DIRECTIONS
Return every record verbatim.

PROVIDED RECORDS
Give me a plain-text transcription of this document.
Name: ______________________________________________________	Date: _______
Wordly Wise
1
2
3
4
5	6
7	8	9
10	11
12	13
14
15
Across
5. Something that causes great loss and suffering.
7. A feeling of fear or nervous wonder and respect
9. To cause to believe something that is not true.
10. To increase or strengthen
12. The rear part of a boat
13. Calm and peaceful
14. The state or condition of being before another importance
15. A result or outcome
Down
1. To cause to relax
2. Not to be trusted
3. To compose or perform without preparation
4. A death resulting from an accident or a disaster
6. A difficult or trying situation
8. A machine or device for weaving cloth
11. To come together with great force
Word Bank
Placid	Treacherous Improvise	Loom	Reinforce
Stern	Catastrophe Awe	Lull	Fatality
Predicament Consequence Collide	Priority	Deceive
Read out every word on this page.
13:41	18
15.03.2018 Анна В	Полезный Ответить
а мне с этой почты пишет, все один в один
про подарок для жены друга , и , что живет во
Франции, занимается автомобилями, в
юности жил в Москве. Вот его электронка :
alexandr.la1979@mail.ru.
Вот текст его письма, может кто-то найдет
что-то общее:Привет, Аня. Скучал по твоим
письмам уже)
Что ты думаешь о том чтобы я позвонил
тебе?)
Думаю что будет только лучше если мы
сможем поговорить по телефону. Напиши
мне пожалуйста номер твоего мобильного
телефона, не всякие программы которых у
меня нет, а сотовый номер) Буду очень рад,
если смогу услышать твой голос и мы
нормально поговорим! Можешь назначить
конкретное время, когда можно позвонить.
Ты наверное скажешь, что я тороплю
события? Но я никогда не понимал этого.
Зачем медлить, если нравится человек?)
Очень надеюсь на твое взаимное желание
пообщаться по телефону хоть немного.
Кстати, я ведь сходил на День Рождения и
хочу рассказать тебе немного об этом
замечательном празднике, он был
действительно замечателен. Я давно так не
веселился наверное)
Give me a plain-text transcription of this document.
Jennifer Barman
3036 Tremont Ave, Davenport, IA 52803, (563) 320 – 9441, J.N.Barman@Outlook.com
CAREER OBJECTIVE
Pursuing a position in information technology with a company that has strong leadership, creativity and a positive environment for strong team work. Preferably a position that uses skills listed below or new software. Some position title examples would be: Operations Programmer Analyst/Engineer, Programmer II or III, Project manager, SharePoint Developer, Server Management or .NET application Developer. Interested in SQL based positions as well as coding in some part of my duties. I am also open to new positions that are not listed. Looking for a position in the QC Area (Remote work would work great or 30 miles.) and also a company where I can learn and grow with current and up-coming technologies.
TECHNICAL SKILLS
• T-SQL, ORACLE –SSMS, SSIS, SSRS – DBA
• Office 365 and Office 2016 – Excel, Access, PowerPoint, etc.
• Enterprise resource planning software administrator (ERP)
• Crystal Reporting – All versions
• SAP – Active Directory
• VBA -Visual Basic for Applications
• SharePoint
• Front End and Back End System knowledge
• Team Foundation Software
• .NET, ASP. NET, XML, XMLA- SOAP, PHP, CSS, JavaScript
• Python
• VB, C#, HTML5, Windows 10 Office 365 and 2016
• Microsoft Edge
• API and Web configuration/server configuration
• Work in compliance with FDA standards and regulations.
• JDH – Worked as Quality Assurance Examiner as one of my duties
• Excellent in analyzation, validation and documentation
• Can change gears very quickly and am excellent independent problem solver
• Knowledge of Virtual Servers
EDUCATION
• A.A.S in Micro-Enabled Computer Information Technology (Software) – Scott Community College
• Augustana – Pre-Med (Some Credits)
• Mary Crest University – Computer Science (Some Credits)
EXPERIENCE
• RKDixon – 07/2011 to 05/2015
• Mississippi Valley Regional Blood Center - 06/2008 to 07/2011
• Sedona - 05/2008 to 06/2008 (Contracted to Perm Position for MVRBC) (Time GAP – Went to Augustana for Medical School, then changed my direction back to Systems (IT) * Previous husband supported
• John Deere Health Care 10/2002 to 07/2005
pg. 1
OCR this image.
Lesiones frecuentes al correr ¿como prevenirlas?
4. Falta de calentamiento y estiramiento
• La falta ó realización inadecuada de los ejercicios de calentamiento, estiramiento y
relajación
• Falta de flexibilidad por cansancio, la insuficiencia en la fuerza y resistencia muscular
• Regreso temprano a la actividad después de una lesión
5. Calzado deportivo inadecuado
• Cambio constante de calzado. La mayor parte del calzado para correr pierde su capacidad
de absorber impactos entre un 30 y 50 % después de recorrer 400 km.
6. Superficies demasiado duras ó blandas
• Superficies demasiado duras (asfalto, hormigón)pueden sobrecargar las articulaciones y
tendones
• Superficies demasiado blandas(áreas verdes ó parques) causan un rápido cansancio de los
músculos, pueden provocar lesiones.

COMPLETE RESPONSE
Give me a plain-text transcription of this document.
Name: ______________________________________________________	Date: _______
Wordly Wise
1
2
3
4
5	6
7	8	9
10	11
12	13
14
15
Across
5. Something that causes great loss and suffering.
7. A feeling of fear or nervous wonder and respect
9. To cause to believe something that is not true.
10. To increase or strengthen
12. The rear part of a boat
13. Calm and peaceful
14. The state or condition of being before another importance
15. A result or outcome
Down
1. To cause to relax
2. Not to be trusted
3. To compose or perform without preparation
4. A death resulting from an accident or a disaster
6. A difficult or trying situation
8. A machine or device for weaving cloth
11. To come together with great force
Word Bank
Placid	Treacherous Improvise	Loom	Reinforce
Stern	Catastrophe Awe	Lull	Fatality
Predicament Consequence Collide	Priority	Deceive
Read out every word on this page.
13:41	18
15.03.2018 Анна В	Полезный Ответить
а мне с этой почты пишет, все один в один
про подарок для жены друга , и , что живет во
Франции, занимается автомобилями, в
юности жил в Москве. Вот его электронка :
alexandr.la1979@mail.ru.
Вот текст его письма, может кто-то найдет
что-то общее:Привет, Аня. Скучал по твоим
письмам уже)
Что ты думаешь о том чтобы я позвонил
тебе?)
Думаю что будет только лучше если мы
сможем поговорить по телефону. Напиши
мне пожалуйста номер твоего мобильного
телефона, не всякие программы которых у
меня нет, а сотовый номер) Буду очень рад,
если смогу услышать твой голос и мы
нормально поговорим! Можешь назначить
конкретное время, когда можно позвонить.
Ты наверное скажешь, что я тороплю
события? Но я никогда не понимал этого.
Зачем медлить, если нравится человек?)
Очень надеюсь на твое взаимное желание
пообщаться по телефону хоть немного.
Кстати, я ведь сходил на День Рождения и
хочу рассказать тебе немного об этом
замечательном празднике, он был
действительно замечателен. Я давно так не
веселился наверное)
Give me a plain-text transcription of this document.
Jennifer Barman
3036 Tremont Ave, Davenport, IA 52803, (563) 320 – 9441, J.N.Barman@Outlook.com
CAREER OBJECTIVE
Pursuing a position in information technology with a company that has strong leadership, creativity and a positive environment for strong team work. Preferably a position that uses skills listed below or new software. Some position title examples would be: Operations Programmer Analyst/Engineer, Programmer II or III, Project manager, SharePoint Developer, Server Management or .NET application Developer. Interested in SQL based positions as well as coding in some part of my duties. I am also open to new positions that are not listed. Looking for a position in the QC Area (Remote work would work great or 30 miles.) and also a company where I can learn and grow with current and up-coming technologies.
TECHNICAL SKILLS
• T-SQL, ORACLE –SSMS, SSIS, SSRS – DBA
• Office 365 and Office 2016 – Excel, Access, PowerPoint, etc.
• Enterprise resource planning software administrator (ERP)
• Crystal Reporting – All versions
• SAP – Active Directory
• VBA -Visual Basic for Applications
• SharePoint
• Front End and Back End System knowledge
• Team Foundation Software
• .NET, ASP. NET, XML, XMLA- SOAP, PHP, CSS, JavaScript
• Python
• VB, C#, HTML5, Windows 10 Office 365 and 2016
• Microsoft Edge
• API and Web configuration/server configuration
• Work in compliance with FDA standards and regulations.
• JDH – Worked as Quality Assurance Examiner as one of my duties
• Excellent in analyzation, validation and documentation
• Can change gears very quickly and am excellent independent problem solver
• Knowledge of Virtual Servers
EDUCATION
• A.A.S in Micro-Enabled Computer Information Technology (Software) – Scott Community College
• Augustana – Pre-Med (Some Credits)
• Mary Crest University – Computer Science (Some Credits)
EXPERIENCE
• RKDixon – 07/2011 to 05/2015
• Mississippi Valley Regional Blood Center - 06/2008 to 07/2011
• Sedona - 05/2008 to 06/2008 (Contracted to Perm Position for MVRBC) (Time GAP – Went to Augustana for Medical School, then changed my direction back to Systems (IT) * Previous husband supported
• John Deere Health Care 10/2002 to 07/2005
pg. 1
OCR this image.
Lesiones frecuentes al correr ¿como prevenirlas?
4. Falta de calentamiento y estiramiento
• La falta ó realización inadecuada de los ejercicios de calentamiento, estiramiento y
relajación
• Falta de flexibilidad por cansancio, la insuficiencia en la fuerza y resistencia muscular
• Regreso temprano a la actividad después de una lesión
5. Calzado deportivo inadecuado
• Cambio constante de calzado. La mayor parte del calzado para correr pierde su capacidad
de absorber impactos entre un 30 y 50 % después de recorrer 400 km.
6. Superficies demasiado duras ó blandas
• Superficies demasiado duras (asfalto, hormigón)pueden sobrecargar las articulaciones y
tendones
• Superficies demasiado blandas(áreas verdes ó parques) causan un rápido cansancio de los
músculos, pueden provocar lesiones.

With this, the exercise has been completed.